# START OF DATA PROVIDED
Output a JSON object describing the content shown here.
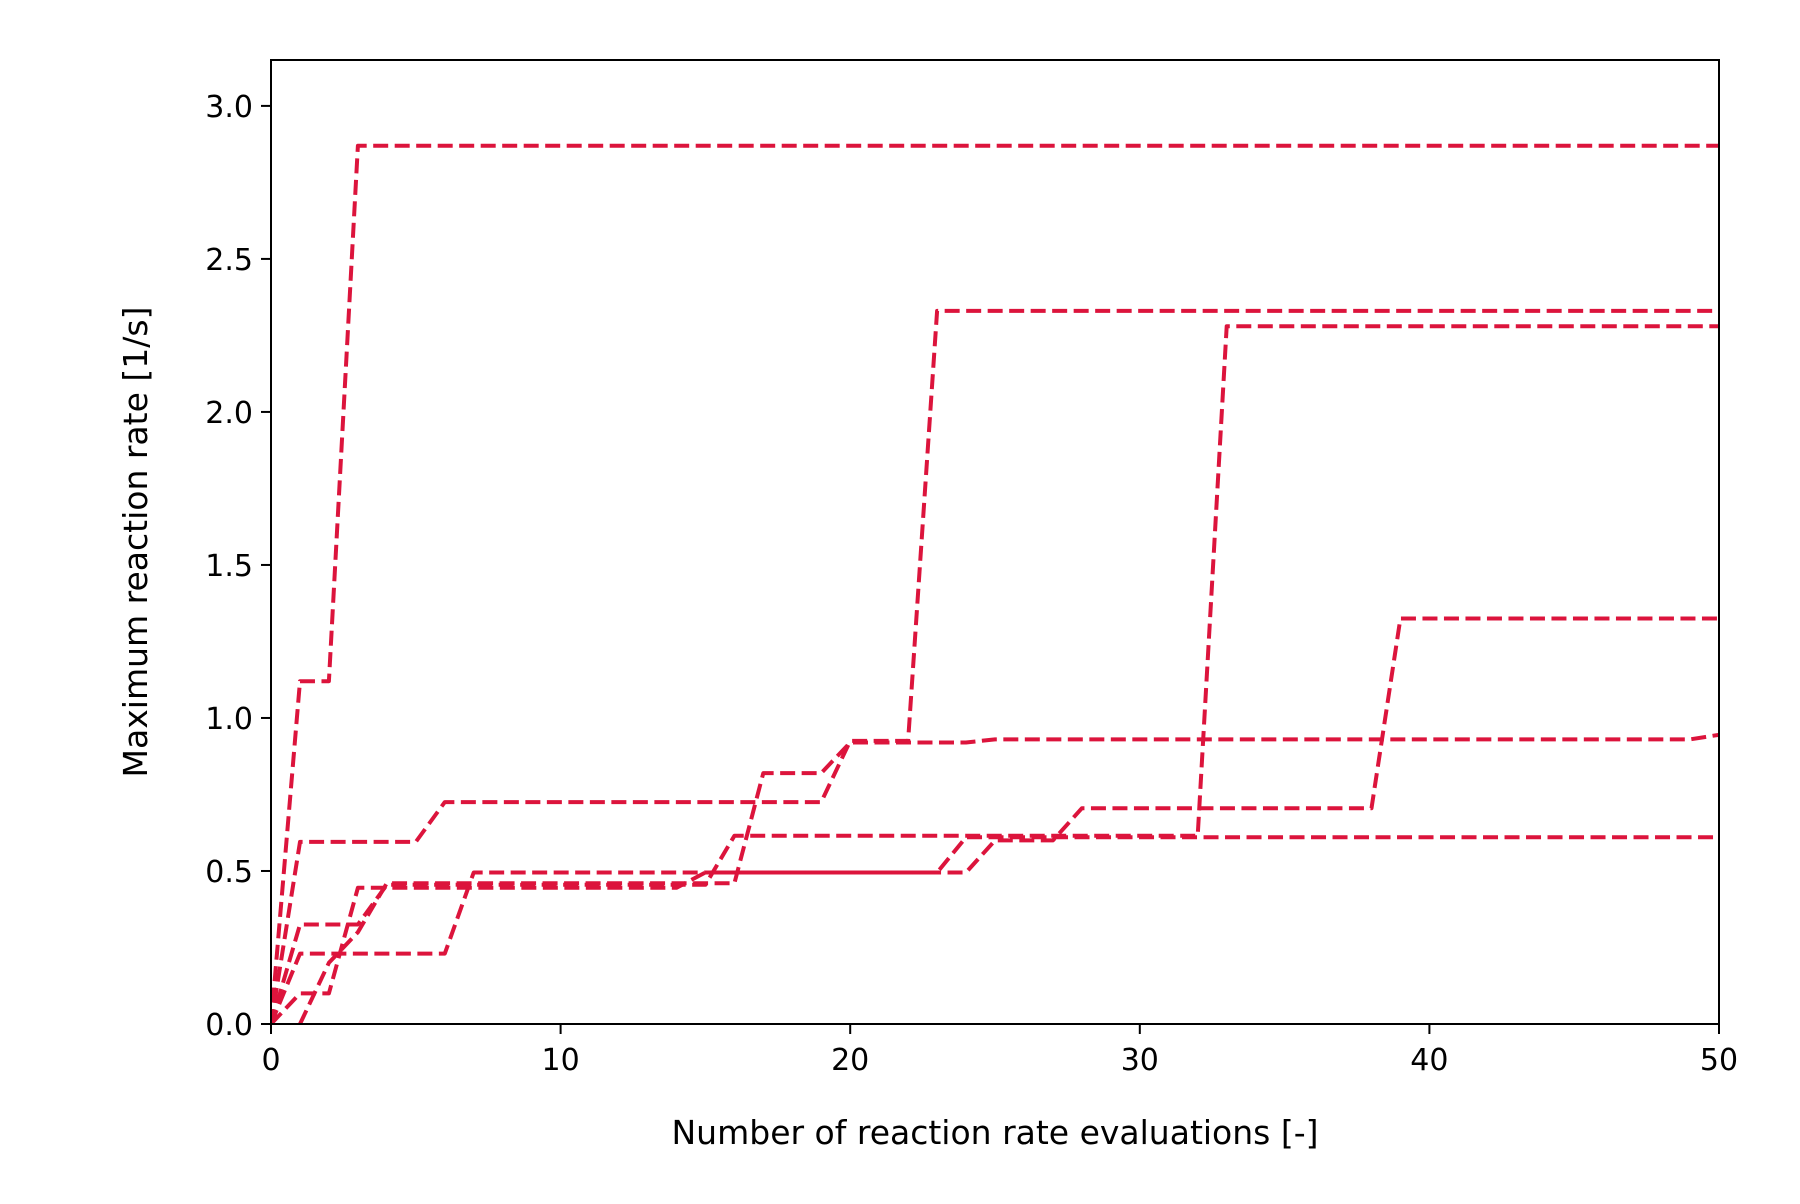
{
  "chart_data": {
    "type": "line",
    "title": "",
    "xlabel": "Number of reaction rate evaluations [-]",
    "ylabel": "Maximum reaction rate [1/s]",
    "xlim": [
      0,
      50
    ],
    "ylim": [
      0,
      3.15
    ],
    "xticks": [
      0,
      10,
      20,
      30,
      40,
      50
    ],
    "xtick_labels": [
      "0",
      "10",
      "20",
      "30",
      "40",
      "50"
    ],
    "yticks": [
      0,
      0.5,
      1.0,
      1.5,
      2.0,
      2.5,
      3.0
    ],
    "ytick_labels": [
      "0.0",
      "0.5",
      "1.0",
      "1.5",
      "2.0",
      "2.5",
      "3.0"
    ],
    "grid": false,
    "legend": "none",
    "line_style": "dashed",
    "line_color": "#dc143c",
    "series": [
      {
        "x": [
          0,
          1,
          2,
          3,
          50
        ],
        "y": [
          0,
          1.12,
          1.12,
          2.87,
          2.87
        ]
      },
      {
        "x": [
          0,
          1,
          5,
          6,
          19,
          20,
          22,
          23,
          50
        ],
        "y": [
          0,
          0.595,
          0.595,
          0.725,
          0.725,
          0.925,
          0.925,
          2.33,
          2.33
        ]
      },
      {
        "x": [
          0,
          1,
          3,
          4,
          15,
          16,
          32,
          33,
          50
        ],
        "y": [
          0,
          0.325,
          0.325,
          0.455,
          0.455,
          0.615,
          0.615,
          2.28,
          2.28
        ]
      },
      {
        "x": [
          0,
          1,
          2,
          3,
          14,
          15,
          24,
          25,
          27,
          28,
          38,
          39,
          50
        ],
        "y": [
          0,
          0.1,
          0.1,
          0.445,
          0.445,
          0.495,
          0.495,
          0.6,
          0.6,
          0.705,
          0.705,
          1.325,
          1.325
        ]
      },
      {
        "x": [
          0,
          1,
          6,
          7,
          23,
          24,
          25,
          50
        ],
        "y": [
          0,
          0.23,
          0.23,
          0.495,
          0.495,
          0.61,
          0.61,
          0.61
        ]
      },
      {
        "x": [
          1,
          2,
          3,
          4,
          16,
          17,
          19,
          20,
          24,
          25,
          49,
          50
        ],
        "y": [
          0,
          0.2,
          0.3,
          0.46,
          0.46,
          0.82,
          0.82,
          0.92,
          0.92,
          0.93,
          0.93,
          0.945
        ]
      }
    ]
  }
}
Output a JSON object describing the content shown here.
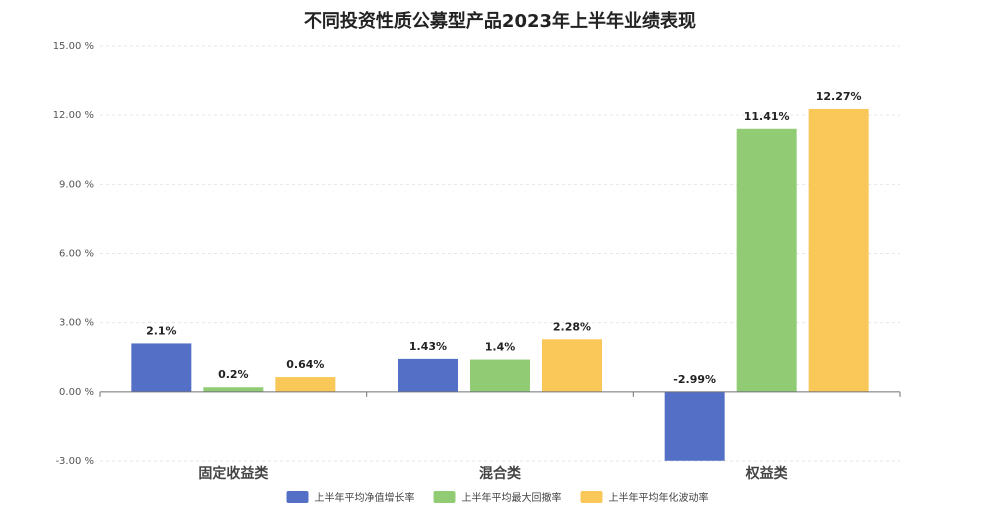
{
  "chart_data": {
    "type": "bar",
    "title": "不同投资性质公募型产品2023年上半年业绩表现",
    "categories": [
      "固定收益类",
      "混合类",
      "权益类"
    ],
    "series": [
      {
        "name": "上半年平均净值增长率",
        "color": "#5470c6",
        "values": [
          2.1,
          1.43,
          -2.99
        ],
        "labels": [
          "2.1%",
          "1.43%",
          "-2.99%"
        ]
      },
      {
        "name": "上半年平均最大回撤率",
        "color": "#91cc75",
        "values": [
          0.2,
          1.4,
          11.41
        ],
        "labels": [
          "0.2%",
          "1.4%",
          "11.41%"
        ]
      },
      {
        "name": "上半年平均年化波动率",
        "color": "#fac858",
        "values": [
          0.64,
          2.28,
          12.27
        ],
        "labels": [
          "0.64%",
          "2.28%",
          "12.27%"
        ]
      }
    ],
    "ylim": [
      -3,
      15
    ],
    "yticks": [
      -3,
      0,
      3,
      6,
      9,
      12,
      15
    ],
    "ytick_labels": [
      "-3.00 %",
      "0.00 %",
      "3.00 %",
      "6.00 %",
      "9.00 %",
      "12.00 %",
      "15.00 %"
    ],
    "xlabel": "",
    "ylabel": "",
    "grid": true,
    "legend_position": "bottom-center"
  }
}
# END OF DATA PROVIDED
- **TASK DESCRIPTION**: Provide the number of lines containing the string "name", with no other output.

- **WRITTEN REPLY**: 3